------ Exercise material ------

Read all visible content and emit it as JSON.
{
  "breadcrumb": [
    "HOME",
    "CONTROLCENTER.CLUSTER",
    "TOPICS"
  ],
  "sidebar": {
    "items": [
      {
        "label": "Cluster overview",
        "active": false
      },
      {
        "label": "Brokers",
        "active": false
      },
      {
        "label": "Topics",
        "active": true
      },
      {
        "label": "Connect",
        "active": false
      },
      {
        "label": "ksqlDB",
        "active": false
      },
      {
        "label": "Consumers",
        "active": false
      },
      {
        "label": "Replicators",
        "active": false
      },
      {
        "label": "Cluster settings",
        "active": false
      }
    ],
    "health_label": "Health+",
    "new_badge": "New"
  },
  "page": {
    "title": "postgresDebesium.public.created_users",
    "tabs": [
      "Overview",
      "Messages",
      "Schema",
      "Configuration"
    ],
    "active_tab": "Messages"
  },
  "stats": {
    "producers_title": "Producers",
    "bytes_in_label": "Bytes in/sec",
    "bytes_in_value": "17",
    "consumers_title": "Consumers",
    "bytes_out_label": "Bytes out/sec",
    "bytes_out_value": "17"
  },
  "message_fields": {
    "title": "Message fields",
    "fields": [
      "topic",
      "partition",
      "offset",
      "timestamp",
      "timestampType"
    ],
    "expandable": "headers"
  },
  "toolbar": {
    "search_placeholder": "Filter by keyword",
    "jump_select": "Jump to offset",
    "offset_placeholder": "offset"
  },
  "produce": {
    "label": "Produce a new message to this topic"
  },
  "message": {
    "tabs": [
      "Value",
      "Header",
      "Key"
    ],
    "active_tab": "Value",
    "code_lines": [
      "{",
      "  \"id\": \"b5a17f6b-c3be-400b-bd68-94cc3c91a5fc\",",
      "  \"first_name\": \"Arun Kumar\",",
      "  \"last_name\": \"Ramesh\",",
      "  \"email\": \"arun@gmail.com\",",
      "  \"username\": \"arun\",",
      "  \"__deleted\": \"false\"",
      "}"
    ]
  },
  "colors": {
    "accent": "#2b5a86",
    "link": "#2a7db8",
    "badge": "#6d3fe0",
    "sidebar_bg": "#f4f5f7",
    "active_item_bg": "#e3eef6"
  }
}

------

→ **What you need to do**:
Return the whole listing exactly.

→ **Response below**:
Read all visible content and emit it as JSON.
{
  "breadcrumb": [
    "HOME",
    "CONTROLCENTER.CLUSTER",
    "TOPICS"
  ],
  "sidebar": {
    "items": [
      {
        "label": "Cluster overview",
        "active": false
      },
      {
        "label": "Brokers",
        "active": false
      },
      {
        "label": "Topics",
        "active": true
      },
      {
        "label": "Connect",
        "active": false
      },
      {
        "label": "ksqlDB",
        "active": false
      },
      {
        "label": "Consumers",
        "active": false
      },
      {
        "label": "Replicators",
        "active": false
      },
      {
        "label": "Cluster settings",
        "active": false
      }
    ],
    "health_label": "Health+",
    "new_badge": "New"
  },
  "page": {
    "title": "postgresDebesium.public.created_users",
    "tabs": [
      "Overview",
      "Messages",
      "Schema",
      "Configuration"
    ],
    "active_tab": "Messages"
  },
  "stats": {
    "producers_title": "Producers",
    "bytes_in_label": "Bytes in/sec",
    "bytes_in_value": "17",
    "consumers_title": "Consumers",
    "bytes_out_label": "Bytes out/sec",
    "bytes_out_value": "17"
  },
  "message_fields": {
    "title": "Message fields",
    "fields": [
      "topic",
      "partition",
      "offset",
      "timestamp",
      "timestampType"
    ],
    "expandable": "headers"
  },
  "toolbar": {
    "search_placeholder": "Filter by keyword",
    "jump_select": "Jump to offset",
    "offset_placeholder": "offset"
  },
  "produce": {
    "label": "Produce a new message to this topic"
  },
  "message": {
    "tabs": [
      "Value",
      "Header",
      "Key"
    ],
    "active_tab": "Value",
    "code_lines": [
      "{",
      "  \"id\": \"b5a17f6b-c3be-400b-bd68-94cc3c91a5fc\",",
      "  \"first_name\": \"Arun Kumar\",",
      "  \"last_name\": \"Ramesh\",",
      "  \"email\": \"arun@gmail.com\",",
      "  \"username\": \"arun\",",
      "  \"__deleted\": \"false\"",
      "}"
    ]
  },
  "colors": {
    "accent": "#2b5a86",
    "link": "#2a7db8",
    "badge": "#6d3fe0",
    "sidebar_bg": "#f4f5f7",
    "active_item_bg": "#e3eef6"
  }
}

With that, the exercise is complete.